Set problem =
Reproduce the data that follows in its entirety, character for character.

Listed entries =
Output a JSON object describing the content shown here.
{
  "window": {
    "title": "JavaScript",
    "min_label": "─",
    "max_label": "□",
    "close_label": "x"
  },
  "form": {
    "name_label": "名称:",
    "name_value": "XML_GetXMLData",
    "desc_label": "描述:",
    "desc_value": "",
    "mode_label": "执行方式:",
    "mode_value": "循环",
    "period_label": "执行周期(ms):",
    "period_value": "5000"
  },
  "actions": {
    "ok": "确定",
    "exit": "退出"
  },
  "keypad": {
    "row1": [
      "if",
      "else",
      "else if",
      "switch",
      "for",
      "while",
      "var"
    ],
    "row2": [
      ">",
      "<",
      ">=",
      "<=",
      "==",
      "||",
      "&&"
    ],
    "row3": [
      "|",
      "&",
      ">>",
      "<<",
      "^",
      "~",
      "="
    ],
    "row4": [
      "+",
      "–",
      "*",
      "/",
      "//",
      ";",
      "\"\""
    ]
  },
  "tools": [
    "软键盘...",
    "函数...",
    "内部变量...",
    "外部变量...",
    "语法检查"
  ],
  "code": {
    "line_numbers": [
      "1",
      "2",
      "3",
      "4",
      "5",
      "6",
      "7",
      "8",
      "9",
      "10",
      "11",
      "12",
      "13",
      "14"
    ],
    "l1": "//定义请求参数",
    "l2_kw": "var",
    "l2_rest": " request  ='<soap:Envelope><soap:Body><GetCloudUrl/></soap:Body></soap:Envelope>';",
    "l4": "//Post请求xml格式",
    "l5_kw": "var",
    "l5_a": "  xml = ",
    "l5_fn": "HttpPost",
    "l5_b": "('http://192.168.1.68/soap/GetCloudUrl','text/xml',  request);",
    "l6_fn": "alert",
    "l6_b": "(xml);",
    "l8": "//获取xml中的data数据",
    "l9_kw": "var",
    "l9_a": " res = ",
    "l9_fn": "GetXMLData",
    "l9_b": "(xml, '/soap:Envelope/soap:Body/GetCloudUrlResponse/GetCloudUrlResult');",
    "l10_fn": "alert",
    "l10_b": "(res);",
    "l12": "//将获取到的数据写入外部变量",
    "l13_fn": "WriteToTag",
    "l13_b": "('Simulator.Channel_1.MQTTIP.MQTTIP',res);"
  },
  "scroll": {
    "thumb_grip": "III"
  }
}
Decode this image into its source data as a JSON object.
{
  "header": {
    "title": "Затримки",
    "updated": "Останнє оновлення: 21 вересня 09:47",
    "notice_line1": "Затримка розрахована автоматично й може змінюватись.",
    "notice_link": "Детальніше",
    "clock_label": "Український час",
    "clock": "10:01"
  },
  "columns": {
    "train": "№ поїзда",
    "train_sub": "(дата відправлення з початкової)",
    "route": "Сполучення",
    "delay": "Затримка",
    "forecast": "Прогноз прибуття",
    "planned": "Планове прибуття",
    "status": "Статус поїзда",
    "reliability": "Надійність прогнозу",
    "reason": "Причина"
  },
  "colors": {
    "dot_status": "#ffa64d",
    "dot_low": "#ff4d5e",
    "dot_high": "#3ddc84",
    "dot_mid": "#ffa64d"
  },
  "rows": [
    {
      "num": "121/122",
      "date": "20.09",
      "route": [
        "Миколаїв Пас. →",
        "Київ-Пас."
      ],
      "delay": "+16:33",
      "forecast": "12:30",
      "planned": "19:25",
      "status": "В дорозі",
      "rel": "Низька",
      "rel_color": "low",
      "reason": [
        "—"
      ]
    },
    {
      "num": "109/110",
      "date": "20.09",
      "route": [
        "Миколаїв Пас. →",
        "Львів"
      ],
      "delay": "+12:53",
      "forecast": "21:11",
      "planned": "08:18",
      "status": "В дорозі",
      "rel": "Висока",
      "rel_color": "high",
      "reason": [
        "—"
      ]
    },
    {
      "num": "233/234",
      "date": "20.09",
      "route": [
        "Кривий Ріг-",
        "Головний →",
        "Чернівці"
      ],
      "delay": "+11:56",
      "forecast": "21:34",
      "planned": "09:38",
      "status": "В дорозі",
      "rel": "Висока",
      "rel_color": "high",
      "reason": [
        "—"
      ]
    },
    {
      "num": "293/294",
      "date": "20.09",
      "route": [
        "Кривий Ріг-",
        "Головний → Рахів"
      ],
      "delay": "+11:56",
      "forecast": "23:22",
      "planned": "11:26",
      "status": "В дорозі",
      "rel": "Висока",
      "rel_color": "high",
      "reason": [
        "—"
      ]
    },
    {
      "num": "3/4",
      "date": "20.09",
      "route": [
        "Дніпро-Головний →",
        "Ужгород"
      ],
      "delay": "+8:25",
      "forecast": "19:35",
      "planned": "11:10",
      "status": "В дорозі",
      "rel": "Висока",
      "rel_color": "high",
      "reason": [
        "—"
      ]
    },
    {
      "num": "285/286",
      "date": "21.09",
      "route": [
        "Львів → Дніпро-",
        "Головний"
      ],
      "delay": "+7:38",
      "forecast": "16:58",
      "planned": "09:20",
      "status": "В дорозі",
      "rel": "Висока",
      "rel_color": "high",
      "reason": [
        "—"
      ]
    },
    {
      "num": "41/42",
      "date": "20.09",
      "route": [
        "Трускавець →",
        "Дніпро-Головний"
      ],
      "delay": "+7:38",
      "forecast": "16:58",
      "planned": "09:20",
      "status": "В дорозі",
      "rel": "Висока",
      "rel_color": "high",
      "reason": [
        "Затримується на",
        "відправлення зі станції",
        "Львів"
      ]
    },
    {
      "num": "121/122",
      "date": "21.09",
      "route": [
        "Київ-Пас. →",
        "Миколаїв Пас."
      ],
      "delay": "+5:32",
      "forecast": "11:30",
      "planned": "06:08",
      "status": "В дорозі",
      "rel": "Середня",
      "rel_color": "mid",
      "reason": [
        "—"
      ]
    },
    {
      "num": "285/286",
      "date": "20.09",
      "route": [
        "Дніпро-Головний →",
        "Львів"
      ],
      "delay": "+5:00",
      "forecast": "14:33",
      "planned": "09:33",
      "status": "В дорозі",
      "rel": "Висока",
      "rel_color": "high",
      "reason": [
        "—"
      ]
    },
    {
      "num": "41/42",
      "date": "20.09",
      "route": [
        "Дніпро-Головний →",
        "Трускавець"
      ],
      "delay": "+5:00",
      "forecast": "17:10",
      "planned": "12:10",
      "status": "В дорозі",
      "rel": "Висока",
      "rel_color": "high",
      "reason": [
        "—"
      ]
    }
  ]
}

Exercise output =
Output a JSON object describing the content shown here.
{
  "window": {
    "title": "JavaScript",
    "min_label": "─",
    "max_label": "□",
    "close_label": "x"
  },
  "form": {
    "name_label": "名称:",
    "name_value": "XML_GetXMLData",
    "desc_label": "描述:",
    "desc_value": "",
    "mode_label": "执行方式:",
    "mode_value": "循环",
    "period_label": "执行周期(ms):",
    "period_value": "5000"
  },
  "actions": {
    "ok": "确定",
    "exit": "退出"
  },
  "keypad": {
    "row1": [
      "if",
      "else",
      "else if",
      "switch",
      "for",
      "while",
      "var"
    ],
    "row2": [
      ">",
      "<",
      ">=",
      "<=",
      "==",
      "||",
      "&&"
    ],
    "row3": [
      "|",
      "&",
      ">>",
      "<<",
      "^",
      "~",
      "="
    ],
    "row4": [
      "+",
      "–",
      "*",
      "/",
      "//",
      ";",
      "\"\""
    ]
  },
  "tools": [
    "软键盘...",
    "函数...",
    "内部变量...",
    "外部变量...",
    "语法检查"
  ],
  "code": {
    "line_numbers": [
      "1",
      "2",
      "3",
      "4",
      "5",
      "6",
      "7",
      "8",
      "9",
      "10",
      "11",
      "12",
      "13",
      "14"
    ],
    "l1": "//定义请求参数",
    "l2_kw": "var",
    "l2_rest": " request  ='<soap:Envelope><soap:Body><GetCloudUrl/></soap:Body></soap:Envelope>';",
    "l4": "//Post请求xml格式",
    "l5_kw": "var",
    "l5_a": "  xml = ",
    "l5_fn": "HttpPost",
    "l5_b": "('http://192.168.1.68/soap/GetCloudUrl','text/xml',  request);",
    "l6_fn": "alert",
    "l6_b": "(xml);",
    "l8": "//获取xml中的data数据",
    "l9_kw": "var",
    "l9_a": " res = ",
    "l9_fn": "GetXMLData",
    "l9_b": "(xml, '/soap:Envelope/soap:Body/GetCloudUrlResponse/GetCloudUrlResult');",
    "l10_fn": "alert",
    "l10_b": "(res);",
    "l12": "//将获取到的数据写入外部变量",
    "l13_fn": "WriteToTag",
    "l13_b": "('Simulator.Channel_1.MQTTIP.MQTTIP',res);"
  },
  "scroll": {
    "thumb_grip": "III"
  }
}
Decode this image into its source data as a JSON object.
{
  "header": {
    "title": "Затримки",
    "updated": "Останнє оновлення: 21 вересня 09:47",
    "notice_line1": "Затримка розрахована автоматично й може змінюватись.",
    "notice_link": "Детальніше",
    "clock_label": "Український час",
    "clock": "10:01"
  },
  "columns": {
    "train": "№ поїзда",
    "train_sub": "(дата відправлення з початкової)",
    "route": "Сполучення",
    "delay": "Затримка",
    "forecast": "Прогноз прибуття",
    "planned": "Планове прибуття",
    "status": "Статус поїзда",
    "reliability": "Надійність прогнозу",
    "reason": "Причина"
  },
  "colors": {
    "dot_status": "#ffa64d",
    "dot_low": "#ff4d5e",
    "dot_high": "#3ddc84",
    "dot_mid": "#ffa64d"
  },
  "rows": [
    {
      "num": "121/122",
      "date": "20.09",
      "route": [
        "Миколаїв Пас. →",
        "Київ-Пас."
      ],
      "delay": "+16:33",
      "forecast": "12:30",
      "planned": "19:25",
      "status": "В дорозі",
      "rel": "Низька",
      "rel_color": "low",
      "reason": [
        "—"
      ]
    },
    {
      "num": "109/110",
      "date": "20.09",
      "route": [
        "Миколаїв Пас. →",
        "Львів"
      ],
      "delay": "+12:53",
      "forecast": "21:11",
      "planned": "08:18",
      "status": "В дорозі",
      "rel": "Висока",
      "rel_color": "high",
      "reason": [
        "—"
      ]
    },
    {
      "num": "233/234",
      "date": "20.09",
      "route": [
        "Кривий Ріг-",
        "Головний →",
        "Чернівці"
      ],
      "delay": "+11:56",
      "forecast": "21:34",
      "planned": "09:38",
      "status": "В дорозі",
      "rel": "Висока",
      "rel_color": "high",
      "reason": [
        "—"
      ]
    },
    {
      "num": "293/294",
      "date": "20.09",
      "route": [
        "Кривий Ріг-",
        "Головний → Рахів"
      ],
      "delay": "+11:56",
      "forecast": "23:22",
      "planned": "11:26",
      "status": "В дорозі",
      "rel": "Висока",
      "rel_color": "high",
      "reason": [
        "—"
      ]
    },
    {
      "num": "3/4",
      "date": "20.09",
      "route": [
        "Дніпро-Головний →",
        "Ужгород"
      ],
      "delay": "+8:25",
      "forecast": "19:35",
      "planned": "11:10",
      "status": "В дорозі",
      "rel": "Висока",
      "rel_color": "high",
      "reason": [
        "—"
      ]
    },
    {
      "num": "285/286",
      "date": "21.09",
      "route": [
        "Львів → Дніпро-",
        "Головний"
      ],
      "delay": "+7:38",
      "forecast": "16:58",
      "planned": "09:20",
      "status": "В дорозі",
      "rel": "Висока",
      "rel_color": "high",
      "reason": [
        "—"
      ]
    },
    {
      "num": "41/42",
      "date": "20.09",
      "route": [
        "Трускавець →",
        "Дніпро-Головний"
      ],
      "delay": "+7:38",
      "forecast": "16:58",
      "planned": "09:20",
      "status": "В дорозі",
      "rel": "Висока",
      "rel_color": "high",
      "reason": [
        "Затримується на",
        "відправлення зі станції",
        "Львів"
      ]
    },
    {
      "num": "121/122",
      "date": "21.09",
      "route": [
        "Київ-Пас. →",
        "Миколаїв Пас."
      ],
      "delay": "+5:32",
      "forecast": "11:30",
      "planned": "06:08",
      "status": "В дорозі",
      "rel": "Середня",
      "rel_color": "mid",
      "reason": [
        "—"
      ]
    },
    {
      "num": "285/286",
      "date": "20.09",
      "route": [
        "Дніпро-Головний →",
        "Львів"
      ],
      "delay": "+5:00",
      "forecast": "14:33",
      "planned": "09:33",
      "status": "В дорозі",
      "rel": "Висока",
      "rel_color": "high",
      "reason": [
        "—"
      ]
    },
    {
      "num": "41/42",
      "date": "20.09",
      "route": [
        "Дніпро-Головний →",
        "Трускавець"
      ],
      "delay": "+5:00",
      "forecast": "17:10",
      "planned": "12:10",
      "status": "В дорозі",
      "rel": "Висока",
      "rel_color": "high",
      "reason": [
        "—"
      ]
    }
  ]
}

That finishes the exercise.